**EXERCISE DETAILS**
Gather, from the listing beneath this task, every line holding the string "name".
= = =
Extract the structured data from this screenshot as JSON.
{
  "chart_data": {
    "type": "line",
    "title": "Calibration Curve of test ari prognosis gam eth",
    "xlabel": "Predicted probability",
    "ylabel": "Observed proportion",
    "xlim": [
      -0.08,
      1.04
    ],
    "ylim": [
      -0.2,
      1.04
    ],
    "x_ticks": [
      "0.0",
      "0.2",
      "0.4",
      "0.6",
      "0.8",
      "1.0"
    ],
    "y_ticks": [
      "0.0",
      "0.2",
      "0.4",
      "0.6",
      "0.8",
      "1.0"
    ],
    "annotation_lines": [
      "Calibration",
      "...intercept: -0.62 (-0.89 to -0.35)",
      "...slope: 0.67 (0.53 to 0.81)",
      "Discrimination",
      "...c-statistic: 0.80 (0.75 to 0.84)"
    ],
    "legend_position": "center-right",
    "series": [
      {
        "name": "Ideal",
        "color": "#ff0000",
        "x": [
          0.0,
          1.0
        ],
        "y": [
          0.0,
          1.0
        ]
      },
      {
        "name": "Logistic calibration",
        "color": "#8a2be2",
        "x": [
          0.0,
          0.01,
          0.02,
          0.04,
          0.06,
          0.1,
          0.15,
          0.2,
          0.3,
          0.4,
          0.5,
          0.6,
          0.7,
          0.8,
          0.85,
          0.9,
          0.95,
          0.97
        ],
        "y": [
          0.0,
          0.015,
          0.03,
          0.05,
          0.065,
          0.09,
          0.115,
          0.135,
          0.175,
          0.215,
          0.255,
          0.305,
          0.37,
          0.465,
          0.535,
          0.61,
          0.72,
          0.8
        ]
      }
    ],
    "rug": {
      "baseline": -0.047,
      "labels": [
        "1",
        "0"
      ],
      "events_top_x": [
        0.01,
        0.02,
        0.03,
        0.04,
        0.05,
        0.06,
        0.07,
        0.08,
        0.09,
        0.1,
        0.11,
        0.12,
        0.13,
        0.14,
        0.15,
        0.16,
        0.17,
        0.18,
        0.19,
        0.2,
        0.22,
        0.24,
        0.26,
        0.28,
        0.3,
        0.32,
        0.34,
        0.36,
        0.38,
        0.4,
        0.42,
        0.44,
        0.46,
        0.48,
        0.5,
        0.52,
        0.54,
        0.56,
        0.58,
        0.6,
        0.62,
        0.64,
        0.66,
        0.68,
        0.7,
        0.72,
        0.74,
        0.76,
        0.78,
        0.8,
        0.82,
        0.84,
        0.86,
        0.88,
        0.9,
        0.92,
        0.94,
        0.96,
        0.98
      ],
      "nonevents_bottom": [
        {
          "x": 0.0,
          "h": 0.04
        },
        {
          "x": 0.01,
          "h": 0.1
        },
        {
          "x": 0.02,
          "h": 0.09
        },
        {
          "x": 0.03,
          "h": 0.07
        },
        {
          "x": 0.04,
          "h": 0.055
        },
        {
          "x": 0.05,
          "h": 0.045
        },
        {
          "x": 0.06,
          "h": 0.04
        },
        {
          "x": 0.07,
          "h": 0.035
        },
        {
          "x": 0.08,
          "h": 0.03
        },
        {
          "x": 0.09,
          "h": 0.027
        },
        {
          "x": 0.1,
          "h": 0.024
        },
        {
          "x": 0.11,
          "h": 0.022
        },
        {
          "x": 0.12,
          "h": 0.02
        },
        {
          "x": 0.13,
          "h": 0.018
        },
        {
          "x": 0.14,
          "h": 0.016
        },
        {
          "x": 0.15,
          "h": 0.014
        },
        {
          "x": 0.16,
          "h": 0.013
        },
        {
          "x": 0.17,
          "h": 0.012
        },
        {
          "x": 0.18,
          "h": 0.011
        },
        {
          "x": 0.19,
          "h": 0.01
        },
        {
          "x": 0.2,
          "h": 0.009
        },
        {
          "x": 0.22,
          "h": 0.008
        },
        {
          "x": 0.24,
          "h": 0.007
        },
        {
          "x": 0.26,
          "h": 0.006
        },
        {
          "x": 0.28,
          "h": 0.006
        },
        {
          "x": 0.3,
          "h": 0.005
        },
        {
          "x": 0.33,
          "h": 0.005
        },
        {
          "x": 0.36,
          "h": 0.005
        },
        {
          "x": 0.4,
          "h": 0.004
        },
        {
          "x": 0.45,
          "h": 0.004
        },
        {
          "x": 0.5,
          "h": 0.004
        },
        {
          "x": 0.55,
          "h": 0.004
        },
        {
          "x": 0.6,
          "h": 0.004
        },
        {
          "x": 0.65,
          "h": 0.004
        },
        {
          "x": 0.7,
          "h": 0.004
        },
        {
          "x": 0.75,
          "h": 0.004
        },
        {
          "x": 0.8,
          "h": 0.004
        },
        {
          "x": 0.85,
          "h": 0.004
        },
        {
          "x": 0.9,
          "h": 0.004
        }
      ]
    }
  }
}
= = =
**TASK OUTPUT**
        "name": "Ideal",
        "name": "Logistic calibration",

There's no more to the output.